*Data in this exercise:*
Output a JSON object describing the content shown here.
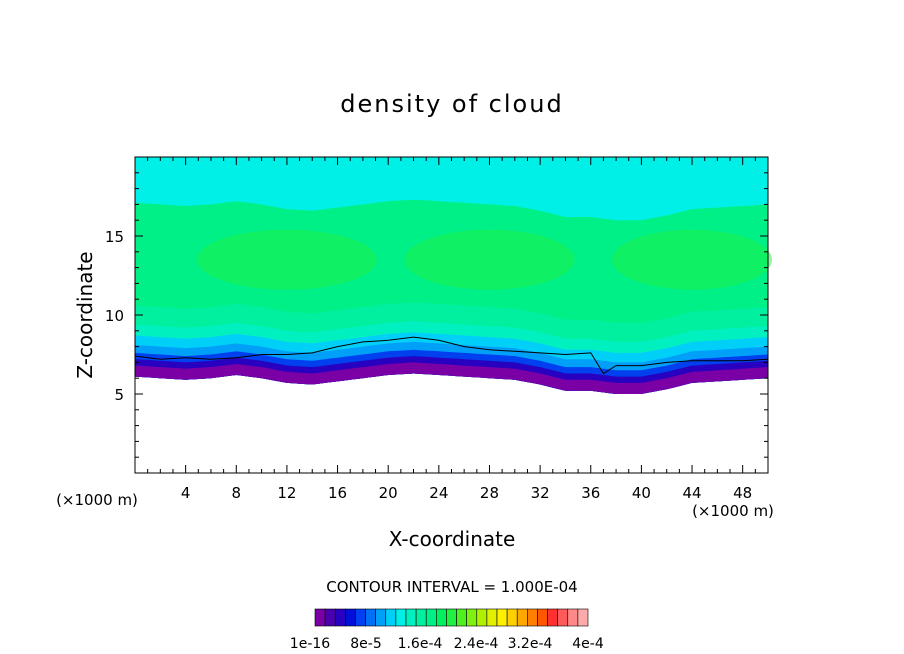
{
  "chart_data": {
    "type": "heatmap",
    "title": "density of cloud",
    "xlabel": "X-coordinate",
    "ylabel": "Z-coordinate",
    "x_unit": "(×1000 m)",
    "y_unit": "(×1000 m)",
    "xlim": [
      0,
      50
    ],
    "ylim": [
      0,
      20
    ],
    "x_ticks": [
      4,
      8,
      12,
      16,
      20,
      24,
      28,
      32,
      36,
      40,
      44,
      48
    ],
    "y_ticks": [
      5,
      10,
      15
    ],
    "x_tick_labels": [
      "4",
      "8",
      "12",
      "16",
      "20",
      "24",
      "28",
      "32",
      "36",
      "40",
      "44",
      "48"
    ],
    "y_tick_labels": [
      "5",
      "10",
      "15"
    ],
    "contour_interval_text": "CONTOUR INTERVAL = 1.000E-04",
    "colorbar": {
      "min": 1e-16,
      "max": 0.0004,
      "labels": [
        "1e-16",
        "8e-5",
        "1.6e-4",
        "2.4e-4",
        "3.2e-4",
        "4e-4"
      ],
      "colors": [
        "#7a00a6",
        "#4b00b0",
        "#2800c0",
        "#0010d8",
        "#0040ee",
        "#0070f5",
        "#00a0f8",
        "#00d0f8",
        "#00f0e8",
        "#00f0c0",
        "#00f0a0",
        "#00f088",
        "#00f060",
        "#20f040",
        "#50f020",
        "#80f010",
        "#b0f000",
        "#e0f000",
        "#fff000",
        "#ffd000",
        "#ffa800",
        "#ff8000",
        "#ff5800",
        "#ff3030",
        "#ff5a5a",
        "#ff8888",
        "#ffaaaa"
      ]
    },
    "cloud_base_km": [
      [
        0,
        6.1
      ],
      [
        2,
        6.0
      ],
      [
        4,
        5.9
      ],
      [
        6,
        6.0
      ],
      [
        8,
        6.2
      ],
      [
        10,
        6.0
      ],
      [
        12,
        5.7
      ],
      [
        14,
        5.6
      ],
      [
        16,
        5.8
      ],
      [
        18,
        6.0
      ],
      [
        20,
        6.2
      ],
      [
        22,
        6.3
      ],
      [
        24,
        6.2
      ],
      [
        26,
        6.1
      ],
      [
        28,
        6.0
      ],
      [
        30,
        5.9
      ],
      [
        32,
        5.6
      ],
      [
        34,
        5.2
      ],
      [
        36,
        5.2
      ],
      [
        38,
        5.0
      ],
      [
        40,
        5.0
      ],
      [
        42,
        5.3
      ],
      [
        44,
        5.7
      ],
      [
        46,
        5.8
      ],
      [
        48,
        5.9
      ],
      [
        50,
        6.0
      ]
    ],
    "cloud_top_km": 20,
    "contour_1e-4_km": [
      [
        0,
        7.4
      ],
      [
        2,
        7.2
      ],
      [
        4,
        7.3
      ],
      [
        6,
        7.2
      ],
      [
        8,
        7.3
      ],
      [
        10,
        7.5
      ],
      [
        12,
        7.5
      ],
      [
        14,
        7.6
      ],
      [
        16,
        8.0
      ],
      [
        18,
        8.3
      ],
      [
        20,
        8.4
      ],
      [
        22,
        8.6
      ],
      [
        24,
        8.4
      ],
      [
        26,
        8.0
      ],
      [
        28,
        7.8
      ],
      [
        30,
        7.7
      ],
      [
        32,
        7.6
      ],
      [
        34,
        7.5
      ],
      [
        36,
        7.6
      ],
      [
        37,
        6.3
      ],
      [
        38,
        6.8
      ],
      [
        40,
        6.8
      ],
      [
        42,
        7.0
      ],
      [
        44,
        7.1
      ],
      [
        46,
        7.1
      ],
      [
        48,
        7.1
      ],
      [
        50,
        7.2
      ]
    ],
    "layers": [
      {
        "level": "1e-16",
        "color": "#7a00a6",
        "top_offset_km": 0.7
      },
      {
        "level": "2e-5",
        "color": "#2800c0",
        "top_offset_km": 1.1
      },
      {
        "level": "4e-5",
        "color": "#0040ee",
        "top_offset_km": 1.5
      },
      {
        "level": "6e-5",
        "color": "#00a0f8",
        "top_offset_km": 2.0
      },
      {
        "level": "8e-5",
        "color": "#00d0f8",
        "top_offset_km": 2.6
      },
      {
        "level": "1e-4",
        "color": "#00f0c0",
        "top_offset_km": 3.3
      },
      {
        "level": "1.2e-4",
        "color": "#00f0a0",
        "top_offset_km": 4.5
      },
      {
        "level": "1.4e-4",
        "color": "#00f088",
        "top_offset_km": 11.0
      }
    ],
    "core_color": "#20f040",
    "grid": false,
    "legend_placement": "bottom"
  }
}
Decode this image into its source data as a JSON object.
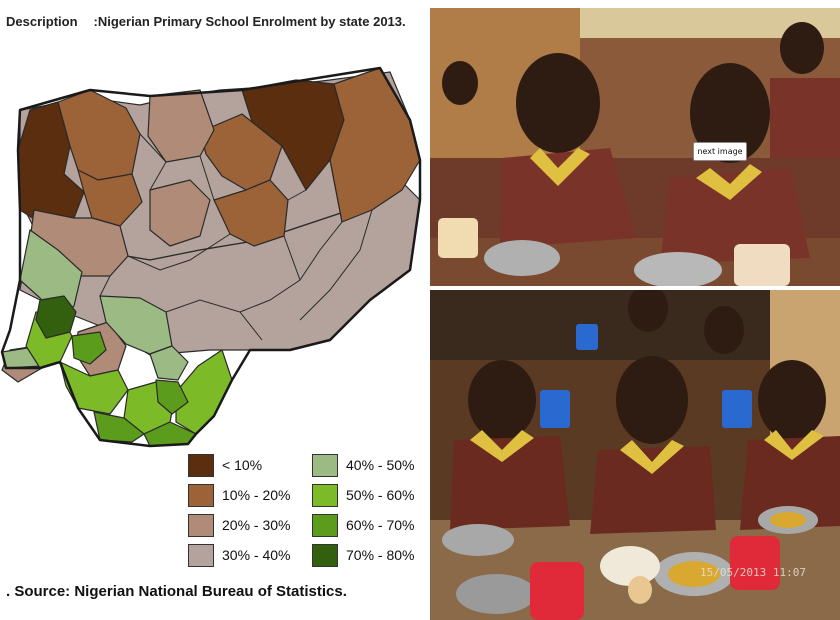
{
  "header": {
    "label": "Description",
    "title": ":Nigerian Primary School Enrolment by state 2013."
  },
  "legend": {
    "items": [
      {
        "label": "< 10%",
        "color": "#5c2e10"
      },
      {
        "label": "10% - 20%",
        "color": "#9c6238"
      },
      {
        "label": "20% - 30%",
        "color": "#b08b78"
      },
      {
        "label": "30% - 40%",
        "color": "#b3a39c"
      },
      {
        "label": "40% - 50%",
        "color": "#9cba84"
      },
      {
        "label": "50% - 60%",
        "color": "#7cba28"
      },
      {
        "label": "60% - 70%",
        "color": "#5c9c1c"
      },
      {
        "label": "70% - 80%",
        "color": "#33600f"
      }
    ]
  },
  "source": ". Source: Nigerian National Bureau of Statistics.",
  "photos": {
    "next_button": "next image",
    "timestamp": "15/05/2013 11:07"
  }
}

*Stated goal:* Go through the records and show every line with the string "source" in it.

*Output:*
Decode this image into its source data as a JSON object.
  "source": ". Source: Nigerian National Bureau of Statistics.",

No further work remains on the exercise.